Work required.
Repeat the records below exactly.

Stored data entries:
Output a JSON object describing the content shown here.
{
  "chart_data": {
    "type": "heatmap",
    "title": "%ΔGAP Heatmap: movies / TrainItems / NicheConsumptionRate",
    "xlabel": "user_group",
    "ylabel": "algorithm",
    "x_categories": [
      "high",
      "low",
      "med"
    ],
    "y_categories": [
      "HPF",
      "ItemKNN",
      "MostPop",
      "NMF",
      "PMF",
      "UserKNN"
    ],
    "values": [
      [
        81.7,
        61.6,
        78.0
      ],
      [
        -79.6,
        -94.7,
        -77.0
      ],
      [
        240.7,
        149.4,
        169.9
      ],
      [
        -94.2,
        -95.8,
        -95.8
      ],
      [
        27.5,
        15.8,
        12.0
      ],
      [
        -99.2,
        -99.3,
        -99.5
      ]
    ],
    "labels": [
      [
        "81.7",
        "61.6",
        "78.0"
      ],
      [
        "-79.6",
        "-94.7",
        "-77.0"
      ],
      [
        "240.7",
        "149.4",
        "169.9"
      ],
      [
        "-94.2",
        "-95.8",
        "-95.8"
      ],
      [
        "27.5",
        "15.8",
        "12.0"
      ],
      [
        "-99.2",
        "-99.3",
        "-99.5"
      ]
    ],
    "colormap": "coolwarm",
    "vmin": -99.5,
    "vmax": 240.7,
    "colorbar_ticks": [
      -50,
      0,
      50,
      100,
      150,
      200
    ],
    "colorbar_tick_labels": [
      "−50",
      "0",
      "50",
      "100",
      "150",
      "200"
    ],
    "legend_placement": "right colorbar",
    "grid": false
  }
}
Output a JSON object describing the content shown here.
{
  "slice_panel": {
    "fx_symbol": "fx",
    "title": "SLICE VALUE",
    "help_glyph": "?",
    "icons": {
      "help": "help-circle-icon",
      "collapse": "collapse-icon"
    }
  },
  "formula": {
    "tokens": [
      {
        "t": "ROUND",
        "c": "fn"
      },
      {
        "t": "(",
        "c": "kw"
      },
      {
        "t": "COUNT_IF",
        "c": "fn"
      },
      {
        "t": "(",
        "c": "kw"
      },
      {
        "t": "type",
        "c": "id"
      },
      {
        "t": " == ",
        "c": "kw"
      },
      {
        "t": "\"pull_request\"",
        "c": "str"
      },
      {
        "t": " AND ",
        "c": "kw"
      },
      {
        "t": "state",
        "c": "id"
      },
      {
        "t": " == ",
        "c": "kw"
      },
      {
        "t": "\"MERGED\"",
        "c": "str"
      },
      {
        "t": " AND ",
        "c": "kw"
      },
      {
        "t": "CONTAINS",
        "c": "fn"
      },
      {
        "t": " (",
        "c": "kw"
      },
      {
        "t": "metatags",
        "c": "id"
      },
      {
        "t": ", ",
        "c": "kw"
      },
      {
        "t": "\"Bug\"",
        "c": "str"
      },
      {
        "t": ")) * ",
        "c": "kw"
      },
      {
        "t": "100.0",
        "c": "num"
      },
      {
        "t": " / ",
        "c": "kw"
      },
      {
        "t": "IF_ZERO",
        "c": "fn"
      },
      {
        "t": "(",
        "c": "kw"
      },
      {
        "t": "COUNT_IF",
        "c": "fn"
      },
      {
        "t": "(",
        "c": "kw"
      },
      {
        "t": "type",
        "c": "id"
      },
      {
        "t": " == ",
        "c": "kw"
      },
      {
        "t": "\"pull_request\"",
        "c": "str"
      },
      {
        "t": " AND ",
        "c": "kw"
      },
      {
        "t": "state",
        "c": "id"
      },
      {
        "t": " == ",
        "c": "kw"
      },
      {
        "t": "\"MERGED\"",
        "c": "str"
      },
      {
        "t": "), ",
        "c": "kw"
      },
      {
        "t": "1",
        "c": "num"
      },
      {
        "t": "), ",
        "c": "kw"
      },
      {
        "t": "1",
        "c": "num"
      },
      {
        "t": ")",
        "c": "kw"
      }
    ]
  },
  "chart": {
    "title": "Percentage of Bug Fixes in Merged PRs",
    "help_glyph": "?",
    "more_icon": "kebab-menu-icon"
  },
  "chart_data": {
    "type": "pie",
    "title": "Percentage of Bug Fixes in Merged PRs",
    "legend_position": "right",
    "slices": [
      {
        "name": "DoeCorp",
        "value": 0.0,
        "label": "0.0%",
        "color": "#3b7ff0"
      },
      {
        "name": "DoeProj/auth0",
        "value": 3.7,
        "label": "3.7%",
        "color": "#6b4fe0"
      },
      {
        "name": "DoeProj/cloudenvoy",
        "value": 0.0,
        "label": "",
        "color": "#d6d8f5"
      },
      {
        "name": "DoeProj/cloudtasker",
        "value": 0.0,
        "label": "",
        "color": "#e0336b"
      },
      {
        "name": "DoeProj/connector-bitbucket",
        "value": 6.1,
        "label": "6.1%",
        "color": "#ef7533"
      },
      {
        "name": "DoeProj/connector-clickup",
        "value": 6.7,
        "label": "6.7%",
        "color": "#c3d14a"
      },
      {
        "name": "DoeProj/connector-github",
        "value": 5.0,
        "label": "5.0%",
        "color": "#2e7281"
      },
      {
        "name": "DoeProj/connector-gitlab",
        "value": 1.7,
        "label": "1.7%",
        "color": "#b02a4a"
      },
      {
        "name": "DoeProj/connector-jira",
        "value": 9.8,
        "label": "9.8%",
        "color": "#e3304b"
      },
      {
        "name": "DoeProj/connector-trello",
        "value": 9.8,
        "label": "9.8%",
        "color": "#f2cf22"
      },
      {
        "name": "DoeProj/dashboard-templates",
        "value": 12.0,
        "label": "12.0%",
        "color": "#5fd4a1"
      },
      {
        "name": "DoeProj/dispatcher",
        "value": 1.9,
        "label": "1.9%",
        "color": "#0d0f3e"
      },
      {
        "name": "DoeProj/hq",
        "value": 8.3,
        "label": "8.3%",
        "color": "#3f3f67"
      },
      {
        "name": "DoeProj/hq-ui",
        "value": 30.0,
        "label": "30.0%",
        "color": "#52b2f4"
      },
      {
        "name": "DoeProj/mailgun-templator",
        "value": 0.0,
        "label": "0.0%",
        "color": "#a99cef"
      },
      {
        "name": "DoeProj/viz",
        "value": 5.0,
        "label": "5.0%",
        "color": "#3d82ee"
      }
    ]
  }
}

Answer to the task.
Output a JSON object describing the content shown here.
{
  "chart_data": {
    "type": "heatmap",
    "title": "%ΔGAP Heatmap: movies / TrainItems / NicheConsumptionRate",
    "xlabel": "user_group",
    "ylabel": "algorithm",
    "x_categories": [
      "high",
      "low",
      "med"
    ],
    "y_categories": [
      "HPF",
      "ItemKNN",
      "MostPop",
      "NMF",
      "PMF",
      "UserKNN"
    ],
    "values": [
      [
        81.7,
        61.6,
        78.0
      ],
      [
        -79.6,
        -94.7,
        -77.0
      ],
      [
        240.7,
        149.4,
        169.9
      ],
      [
        -94.2,
        -95.8,
        -95.8
      ],
      [
        27.5,
        15.8,
        12.0
      ],
      [
        -99.2,
        -99.3,
        -99.5
      ]
    ],
    "labels": [
      [
        "81.7",
        "61.6",
        "78.0"
      ],
      [
        "-79.6",
        "-94.7",
        "-77.0"
      ],
      [
        "240.7",
        "149.4",
        "169.9"
      ],
      [
        "-94.2",
        "-95.8",
        "-95.8"
      ],
      [
        "27.5",
        "15.8",
        "12.0"
      ],
      [
        "-99.2",
        "-99.3",
        "-99.5"
      ]
    ],
    "colormap": "coolwarm",
    "vmin": -99.5,
    "vmax": 240.7,
    "colorbar_ticks": [
      -50,
      0,
      50,
      100,
      150,
      200
    ],
    "colorbar_tick_labels": [
      "−50",
      "0",
      "50",
      "100",
      "150",
      "200"
    ],
    "legend_placement": "right colorbar",
    "grid": false
  }
}
Output a JSON object describing the content shown here.
{
  "slice_panel": {
    "fx_symbol": "fx",
    "title": "SLICE VALUE",
    "help_glyph": "?",
    "icons": {
      "help": "help-circle-icon",
      "collapse": "collapse-icon"
    }
  },
  "formula": {
    "tokens": [
      {
        "t": "ROUND",
        "c": "fn"
      },
      {
        "t": "(",
        "c": "kw"
      },
      {
        "t": "COUNT_IF",
        "c": "fn"
      },
      {
        "t": "(",
        "c": "kw"
      },
      {
        "t": "type",
        "c": "id"
      },
      {
        "t": " == ",
        "c": "kw"
      },
      {
        "t": "\"pull_request\"",
        "c": "str"
      },
      {
        "t": " AND ",
        "c": "kw"
      },
      {
        "t": "state",
        "c": "id"
      },
      {
        "t": " == ",
        "c": "kw"
      },
      {
        "t": "\"MERGED\"",
        "c": "str"
      },
      {
        "t": " AND ",
        "c": "kw"
      },
      {
        "t": "CONTAINS",
        "c": "fn"
      },
      {
        "t": " (",
        "c": "kw"
      },
      {
        "t": "metatags",
        "c": "id"
      },
      {
        "t": ", ",
        "c": "kw"
      },
      {
        "t": "\"Bug\"",
        "c": "str"
      },
      {
        "t": ")) * ",
        "c": "kw"
      },
      {
        "t": "100.0",
        "c": "num"
      },
      {
        "t": " / ",
        "c": "kw"
      },
      {
        "t": "IF_ZERO",
        "c": "fn"
      },
      {
        "t": "(",
        "c": "kw"
      },
      {
        "t": "COUNT_IF",
        "c": "fn"
      },
      {
        "t": "(",
        "c": "kw"
      },
      {
        "t": "type",
        "c": "id"
      },
      {
        "t": " == ",
        "c": "kw"
      },
      {
        "t": "\"pull_request\"",
        "c": "str"
      },
      {
        "t": " AND ",
        "c": "kw"
      },
      {
        "t": "state",
        "c": "id"
      },
      {
        "t": " == ",
        "c": "kw"
      },
      {
        "t": "\"MERGED\"",
        "c": "str"
      },
      {
        "t": "), ",
        "c": "kw"
      },
      {
        "t": "1",
        "c": "num"
      },
      {
        "t": "), ",
        "c": "kw"
      },
      {
        "t": "1",
        "c": "num"
      },
      {
        "t": ")",
        "c": "kw"
      }
    ]
  },
  "chart": {
    "title": "Percentage of Bug Fixes in Merged PRs",
    "help_glyph": "?",
    "more_icon": "kebab-menu-icon"
  },
  "chart_data": {
    "type": "pie",
    "title": "Percentage of Bug Fixes in Merged PRs",
    "legend_position": "right",
    "slices": [
      {
        "name": "DoeCorp",
        "value": 0.0,
        "label": "0.0%",
        "color": "#3b7ff0"
      },
      {
        "name": "DoeProj/auth0",
        "value": 3.7,
        "label": "3.7%",
        "color": "#6b4fe0"
      },
      {
        "name": "DoeProj/cloudenvoy",
        "value": 0.0,
        "label": "",
        "color": "#d6d8f5"
      },
      {
        "name": "DoeProj/cloudtasker",
        "value": 0.0,
        "label": "",
        "color": "#e0336b"
      },
      {
        "name": "DoeProj/connector-bitbucket",
        "value": 6.1,
        "label": "6.1%",
        "color": "#ef7533"
      },
      {
        "name": "DoeProj/connector-clickup",
        "value": 6.7,
        "label": "6.7%",
        "color": "#c3d14a"
      },
      {
        "name": "DoeProj/connector-github",
        "value": 5.0,
        "label": "5.0%",
        "color": "#2e7281"
      },
      {
        "name": "DoeProj/connector-gitlab",
        "value": 1.7,
        "label": "1.7%",
        "color": "#b02a4a"
      },
      {
        "name": "DoeProj/connector-jira",
        "value": 9.8,
        "label": "9.8%",
        "color": "#e3304b"
      },
      {
        "name": "DoeProj/connector-trello",
        "value": 9.8,
        "label": "9.8%",
        "color": "#f2cf22"
      },
      {
        "name": "DoeProj/dashboard-templates",
        "value": 12.0,
        "label": "12.0%",
        "color": "#5fd4a1"
      },
      {
        "name": "DoeProj/dispatcher",
        "value": 1.9,
        "label": "1.9%",
        "color": "#0d0f3e"
      },
      {
        "name": "DoeProj/hq",
        "value": 8.3,
        "label": "8.3%",
        "color": "#3f3f67"
      },
      {
        "name": "DoeProj/hq-ui",
        "value": 30.0,
        "label": "30.0%",
        "color": "#52b2f4"
      },
      {
        "name": "DoeProj/mailgun-templator",
        "value": 0.0,
        "label": "0.0%",
        "color": "#a99cef"
      },
      {
        "name": "DoeProj/viz",
        "value": 5.0,
        "label": "5.0%",
        "color": "#3d82ee"
      }
    ]
  }
}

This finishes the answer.